* _EXERCISE AIM_
Extract each line holding the word "parents" from the entries.

Items listed in a dataset

## Begin

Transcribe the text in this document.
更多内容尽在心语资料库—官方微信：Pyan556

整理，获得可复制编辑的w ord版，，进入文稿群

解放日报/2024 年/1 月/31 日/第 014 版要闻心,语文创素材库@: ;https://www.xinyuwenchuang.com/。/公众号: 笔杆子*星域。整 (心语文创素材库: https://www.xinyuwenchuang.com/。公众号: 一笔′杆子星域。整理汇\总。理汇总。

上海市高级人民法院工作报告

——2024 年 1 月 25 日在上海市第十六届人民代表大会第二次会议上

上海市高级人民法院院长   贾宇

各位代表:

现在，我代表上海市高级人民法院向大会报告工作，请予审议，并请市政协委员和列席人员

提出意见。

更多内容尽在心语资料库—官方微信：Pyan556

## End
## Begin

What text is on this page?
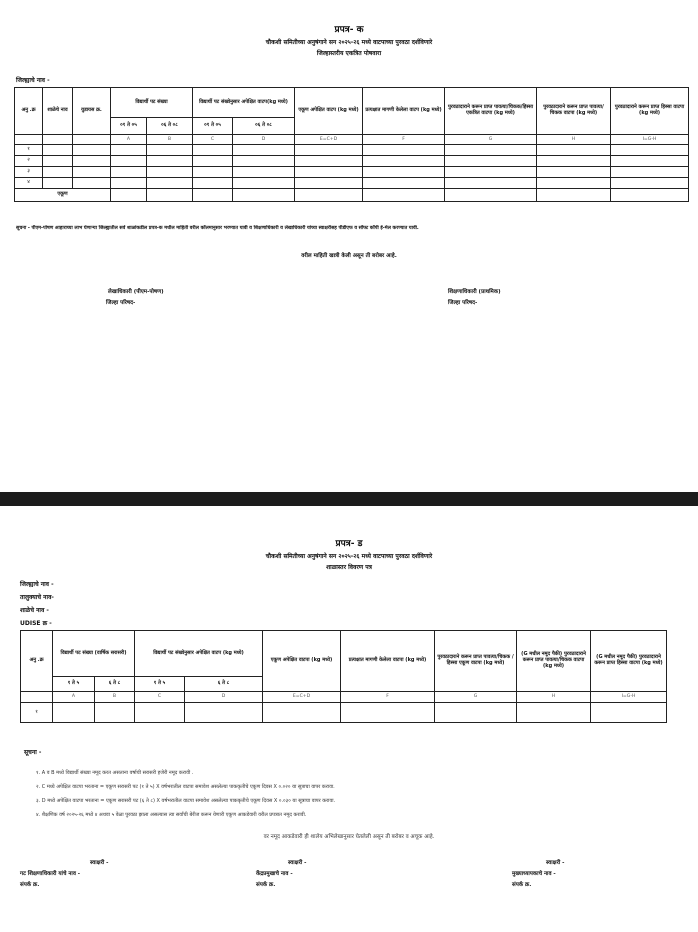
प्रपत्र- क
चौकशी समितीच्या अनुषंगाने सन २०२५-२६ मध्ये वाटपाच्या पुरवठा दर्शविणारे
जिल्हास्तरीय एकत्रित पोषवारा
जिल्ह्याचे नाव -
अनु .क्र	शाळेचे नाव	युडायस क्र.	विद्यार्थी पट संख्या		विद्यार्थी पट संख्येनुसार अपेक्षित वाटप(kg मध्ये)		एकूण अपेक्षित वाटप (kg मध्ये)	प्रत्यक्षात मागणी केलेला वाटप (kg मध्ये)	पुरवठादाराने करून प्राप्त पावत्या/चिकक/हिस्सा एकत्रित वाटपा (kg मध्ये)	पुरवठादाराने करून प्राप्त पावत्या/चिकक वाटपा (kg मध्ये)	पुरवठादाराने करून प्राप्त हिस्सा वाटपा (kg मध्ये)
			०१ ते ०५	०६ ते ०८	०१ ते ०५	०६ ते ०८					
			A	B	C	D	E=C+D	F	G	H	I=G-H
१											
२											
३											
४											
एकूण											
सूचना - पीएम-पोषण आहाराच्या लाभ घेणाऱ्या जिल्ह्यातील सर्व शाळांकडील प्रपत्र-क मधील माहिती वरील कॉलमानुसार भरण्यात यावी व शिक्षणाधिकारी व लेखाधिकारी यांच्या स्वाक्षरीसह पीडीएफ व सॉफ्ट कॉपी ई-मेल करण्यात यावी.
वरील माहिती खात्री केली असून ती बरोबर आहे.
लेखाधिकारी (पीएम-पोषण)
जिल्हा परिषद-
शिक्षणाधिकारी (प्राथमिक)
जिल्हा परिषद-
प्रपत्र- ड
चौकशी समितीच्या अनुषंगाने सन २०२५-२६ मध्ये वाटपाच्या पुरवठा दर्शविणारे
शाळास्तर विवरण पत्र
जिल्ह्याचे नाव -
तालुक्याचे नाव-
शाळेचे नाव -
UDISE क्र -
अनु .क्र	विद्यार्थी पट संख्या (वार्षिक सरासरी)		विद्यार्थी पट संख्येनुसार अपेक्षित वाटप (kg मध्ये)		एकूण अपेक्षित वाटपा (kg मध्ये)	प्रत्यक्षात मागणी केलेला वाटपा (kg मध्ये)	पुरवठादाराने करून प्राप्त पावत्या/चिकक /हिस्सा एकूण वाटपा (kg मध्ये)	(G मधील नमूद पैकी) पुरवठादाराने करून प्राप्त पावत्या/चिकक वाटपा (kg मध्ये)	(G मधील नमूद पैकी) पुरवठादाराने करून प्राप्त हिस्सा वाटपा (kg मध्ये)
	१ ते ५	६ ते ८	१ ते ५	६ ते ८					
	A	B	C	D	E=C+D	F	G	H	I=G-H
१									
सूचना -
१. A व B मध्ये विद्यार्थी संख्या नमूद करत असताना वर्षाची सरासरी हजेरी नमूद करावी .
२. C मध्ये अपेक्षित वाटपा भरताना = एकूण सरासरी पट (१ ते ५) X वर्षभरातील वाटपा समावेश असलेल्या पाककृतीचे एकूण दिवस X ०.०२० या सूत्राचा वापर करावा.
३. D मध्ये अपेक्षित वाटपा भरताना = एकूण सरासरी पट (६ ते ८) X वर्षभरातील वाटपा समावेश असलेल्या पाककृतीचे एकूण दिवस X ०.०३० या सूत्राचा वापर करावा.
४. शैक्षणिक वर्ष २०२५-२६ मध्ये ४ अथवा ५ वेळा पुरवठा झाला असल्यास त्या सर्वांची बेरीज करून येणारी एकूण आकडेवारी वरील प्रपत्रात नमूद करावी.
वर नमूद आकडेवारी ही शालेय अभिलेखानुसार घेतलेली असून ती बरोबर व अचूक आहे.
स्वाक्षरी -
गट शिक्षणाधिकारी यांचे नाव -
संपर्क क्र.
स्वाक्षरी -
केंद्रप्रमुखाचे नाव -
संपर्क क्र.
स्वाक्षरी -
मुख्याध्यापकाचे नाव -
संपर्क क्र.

## End
## Begin

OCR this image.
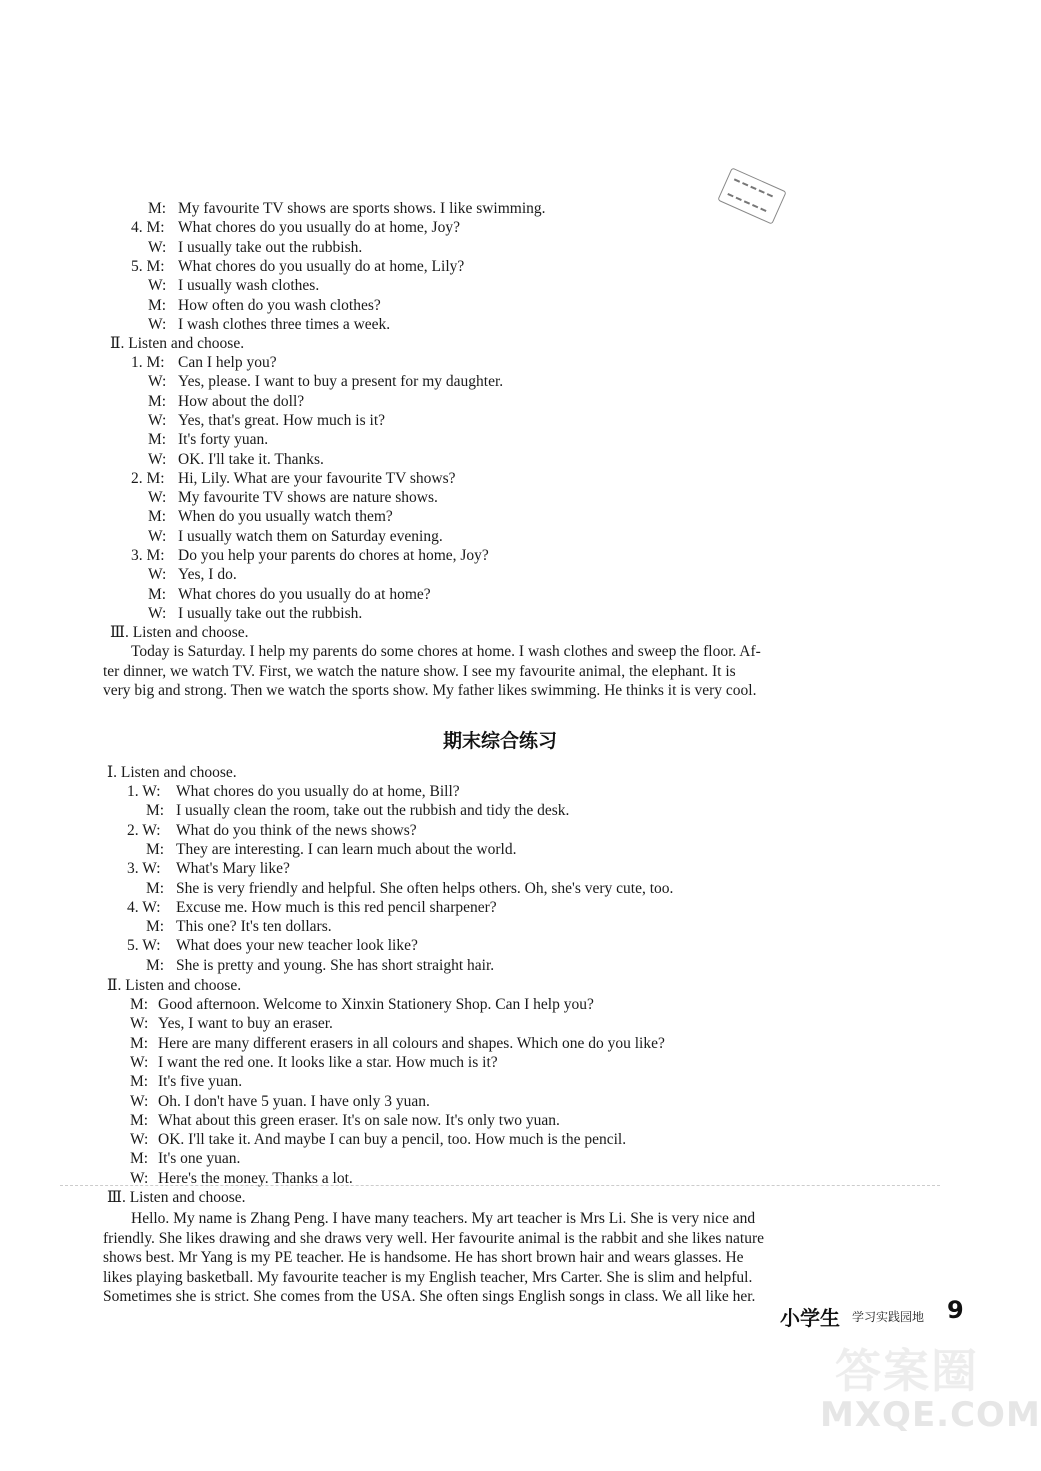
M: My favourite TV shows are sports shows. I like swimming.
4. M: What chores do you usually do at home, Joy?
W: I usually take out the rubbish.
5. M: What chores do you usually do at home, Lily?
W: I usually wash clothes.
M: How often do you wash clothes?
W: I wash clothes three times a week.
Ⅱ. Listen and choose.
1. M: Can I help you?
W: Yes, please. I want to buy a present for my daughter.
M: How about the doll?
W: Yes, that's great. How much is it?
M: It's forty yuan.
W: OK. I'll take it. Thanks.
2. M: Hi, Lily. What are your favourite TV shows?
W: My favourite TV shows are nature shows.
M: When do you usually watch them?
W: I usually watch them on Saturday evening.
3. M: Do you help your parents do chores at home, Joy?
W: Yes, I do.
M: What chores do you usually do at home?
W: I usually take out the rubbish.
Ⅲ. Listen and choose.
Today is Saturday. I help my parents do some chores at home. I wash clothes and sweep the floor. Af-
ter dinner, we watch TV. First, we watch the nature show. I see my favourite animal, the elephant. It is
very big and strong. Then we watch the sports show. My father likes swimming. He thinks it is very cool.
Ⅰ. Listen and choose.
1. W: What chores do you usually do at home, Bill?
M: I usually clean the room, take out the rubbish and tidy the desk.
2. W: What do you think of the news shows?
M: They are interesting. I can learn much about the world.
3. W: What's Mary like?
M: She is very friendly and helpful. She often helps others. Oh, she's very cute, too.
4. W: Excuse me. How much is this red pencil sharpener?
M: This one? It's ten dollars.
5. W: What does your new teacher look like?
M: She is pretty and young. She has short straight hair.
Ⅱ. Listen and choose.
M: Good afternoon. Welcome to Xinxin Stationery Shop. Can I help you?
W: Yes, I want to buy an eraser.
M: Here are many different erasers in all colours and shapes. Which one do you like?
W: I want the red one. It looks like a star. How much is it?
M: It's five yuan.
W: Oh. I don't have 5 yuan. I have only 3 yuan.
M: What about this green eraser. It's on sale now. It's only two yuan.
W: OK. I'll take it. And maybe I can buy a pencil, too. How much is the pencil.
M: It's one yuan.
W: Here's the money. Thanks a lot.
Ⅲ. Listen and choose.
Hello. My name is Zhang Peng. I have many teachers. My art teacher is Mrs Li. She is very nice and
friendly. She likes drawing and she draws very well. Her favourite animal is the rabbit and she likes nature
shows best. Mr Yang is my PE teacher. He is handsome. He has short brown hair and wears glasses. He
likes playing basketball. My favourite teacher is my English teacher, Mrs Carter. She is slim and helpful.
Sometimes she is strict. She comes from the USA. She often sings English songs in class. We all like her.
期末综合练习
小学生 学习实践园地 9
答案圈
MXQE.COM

## End

* _OUTPUT OF THE EXERCISE_
3. M: Do you help your parents do chores at home, Joy?
Today is Saturday. I help my parents do some chores at home. I wash clothes and sweep the floor. Af-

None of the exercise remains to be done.